EXERCISE INSTRUCTIONS.
Send back all of the records, each one exactly as written.

Records excerpted from a collection
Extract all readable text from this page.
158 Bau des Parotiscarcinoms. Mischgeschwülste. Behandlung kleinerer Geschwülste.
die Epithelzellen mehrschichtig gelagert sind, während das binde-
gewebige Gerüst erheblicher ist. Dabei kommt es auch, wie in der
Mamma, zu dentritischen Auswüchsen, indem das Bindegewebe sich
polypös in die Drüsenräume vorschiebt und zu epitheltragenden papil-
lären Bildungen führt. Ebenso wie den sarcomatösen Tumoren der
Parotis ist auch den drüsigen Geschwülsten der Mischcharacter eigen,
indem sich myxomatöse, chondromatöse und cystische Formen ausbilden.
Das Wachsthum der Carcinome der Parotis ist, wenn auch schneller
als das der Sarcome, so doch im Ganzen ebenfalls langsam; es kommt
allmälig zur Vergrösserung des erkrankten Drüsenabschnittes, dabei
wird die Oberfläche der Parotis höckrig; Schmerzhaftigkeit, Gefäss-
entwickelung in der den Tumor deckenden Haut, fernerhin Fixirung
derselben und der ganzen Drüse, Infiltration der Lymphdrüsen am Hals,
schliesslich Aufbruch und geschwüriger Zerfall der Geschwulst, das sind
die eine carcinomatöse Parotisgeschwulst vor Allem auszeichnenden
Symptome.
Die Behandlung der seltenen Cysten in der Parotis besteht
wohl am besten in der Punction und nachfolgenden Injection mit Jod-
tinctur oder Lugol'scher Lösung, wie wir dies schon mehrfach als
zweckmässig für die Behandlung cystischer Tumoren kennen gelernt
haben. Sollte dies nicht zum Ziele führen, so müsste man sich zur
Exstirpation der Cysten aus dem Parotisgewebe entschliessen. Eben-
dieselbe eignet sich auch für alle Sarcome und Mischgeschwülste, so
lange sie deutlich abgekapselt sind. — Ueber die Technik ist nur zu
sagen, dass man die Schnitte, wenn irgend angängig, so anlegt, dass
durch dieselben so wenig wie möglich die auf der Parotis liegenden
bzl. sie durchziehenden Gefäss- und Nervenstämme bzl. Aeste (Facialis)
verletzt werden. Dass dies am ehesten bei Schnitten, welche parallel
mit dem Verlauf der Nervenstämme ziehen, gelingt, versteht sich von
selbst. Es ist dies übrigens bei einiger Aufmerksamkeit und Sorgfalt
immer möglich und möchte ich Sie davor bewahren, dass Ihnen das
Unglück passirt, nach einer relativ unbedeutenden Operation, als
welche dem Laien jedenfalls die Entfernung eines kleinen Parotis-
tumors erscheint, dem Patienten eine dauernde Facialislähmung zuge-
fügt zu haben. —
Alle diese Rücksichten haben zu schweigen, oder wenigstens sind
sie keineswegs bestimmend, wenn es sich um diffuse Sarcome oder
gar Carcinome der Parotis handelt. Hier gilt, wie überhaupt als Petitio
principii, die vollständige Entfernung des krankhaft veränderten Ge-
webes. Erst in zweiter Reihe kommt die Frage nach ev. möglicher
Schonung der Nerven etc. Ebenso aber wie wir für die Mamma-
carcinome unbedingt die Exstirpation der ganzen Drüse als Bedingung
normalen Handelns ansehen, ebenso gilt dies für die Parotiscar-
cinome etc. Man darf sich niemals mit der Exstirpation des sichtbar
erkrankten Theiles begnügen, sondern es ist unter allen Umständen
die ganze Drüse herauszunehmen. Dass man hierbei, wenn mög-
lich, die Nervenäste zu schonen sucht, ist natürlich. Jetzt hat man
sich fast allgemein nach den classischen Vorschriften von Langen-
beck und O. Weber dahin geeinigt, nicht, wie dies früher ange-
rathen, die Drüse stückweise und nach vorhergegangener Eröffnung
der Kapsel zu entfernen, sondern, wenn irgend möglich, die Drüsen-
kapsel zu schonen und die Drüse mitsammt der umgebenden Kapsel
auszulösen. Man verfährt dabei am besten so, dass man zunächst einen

TASK ANSWER.
Extract all readable text from this page.
158 Bau des Parotiscarcinoms. Mischgeschwülste. Behandlung kleinerer Geschwülste.
die Epithelzellen mehrschichtig gelagert sind, während das binde-
gewebige Gerüst erheblicher ist. Dabei kommt es auch, wie in der
Mamma, zu dentritischen Auswüchsen, indem das Bindegewebe sich
polypös in die Drüsenräume vorschiebt und zu epitheltragenden papil-
lären Bildungen führt. Ebenso wie den sarcomatösen Tumoren der
Parotis ist auch den drüsigen Geschwülsten der Mischcharacter eigen,
indem sich myxomatöse, chondromatöse und cystische Formen ausbilden.
Das Wachsthum der Carcinome der Parotis ist, wenn auch schneller
als das der Sarcome, so doch im Ganzen ebenfalls langsam; es kommt
allmälig zur Vergrösserung des erkrankten Drüsenabschnittes, dabei
wird die Oberfläche der Parotis höckrig; Schmerzhaftigkeit, Gefäss-
entwickelung in der den Tumor deckenden Haut, fernerhin Fixirung
derselben und der ganzen Drüse, Infiltration der Lymphdrüsen am Hals,
schliesslich Aufbruch und geschwüriger Zerfall der Geschwulst, das sind
die eine carcinomatöse Parotisgeschwulst vor Allem auszeichnenden
Symptome.
Die Behandlung der seltenen Cysten in der Parotis besteht
wohl am besten in der Punction und nachfolgenden Injection mit Jod-
tinctur oder Lugol'scher Lösung, wie wir dies schon mehrfach als
zweckmässig für die Behandlung cystischer Tumoren kennen gelernt
haben. Sollte dies nicht zum Ziele führen, so müsste man sich zur
Exstirpation der Cysten aus dem Parotisgewebe entschliessen. Eben-
dieselbe eignet sich auch für alle Sarcome und Mischgeschwülste, so
lange sie deutlich abgekapselt sind. — Ueber die Technik ist nur zu
sagen, dass man die Schnitte, wenn irgend angängig, so anlegt, dass
durch dieselben so wenig wie möglich die auf der Parotis liegenden
bzl. sie durchziehenden Gefäss- und Nervenstämme bzl. Aeste (Facialis)
verletzt werden. Dass dies am ehesten bei Schnitten, welche parallel
mit dem Verlauf der Nervenstämme ziehen, gelingt, versteht sich von
selbst. Es ist dies übrigens bei einiger Aufmerksamkeit und Sorgfalt
immer möglich und möchte ich Sie davor bewahren, dass Ihnen das
Unglück passirt, nach einer relativ unbedeutenden Operation, als
welche dem Laien jedenfalls die Entfernung eines kleinen Parotis-
tumors erscheint, dem Patienten eine dauernde Facialislähmung zuge-
fügt zu haben. —
Alle diese Rücksichten haben zu schweigen, oder wenigstens sind
sie keineswegs bestimmend, wenn es sich um diffuse Sarcome oder
gar Carcinome der Parotis handelt. Hier gilt, wie überhaupt als Petitio
principii, die vollständige Entfernung des krankhaft veränderten Ge-
webes. Erst in zweiter Reihe kommt die Frage nach ev. möglicher
Schonung der Nerven etc. Ebenso aber wie wir für die Mamma-
carcinome unbedingt die Exstirpation der ganzen Drüse als Bedingung
normalen Handelns ansehen, ebenso gilt dies für die Parotiscar-
cinome etc. Man darf sich niemals mit der Exstirpation des sichtbar
erkrankten Theiles begnügen, sondern es ist unter allen Umständen
die ganze Drüse herauszunehmen. Dass man hierbei, wenn mög-
lich, die Nervenäste zu schonen sucht, ist natürlich. Jetzt hat man
sich fast allgemein nach den classischen Vorschriften von Langen-
beck und O. Weber dahin geeinigt, nicht, wie dies früher ange-
rathen, die Drüse stückweise und nach vorhergegangener Eröffnung
der Kapsel zu entfernen, sondern, wenn irgend möglich, die Drüsen-
kapsel zu schonen und die Drüse mitsammt der umgebenden Kapsel
auszulösen. Man verfährt dabei am besten so, dass man zunächst einen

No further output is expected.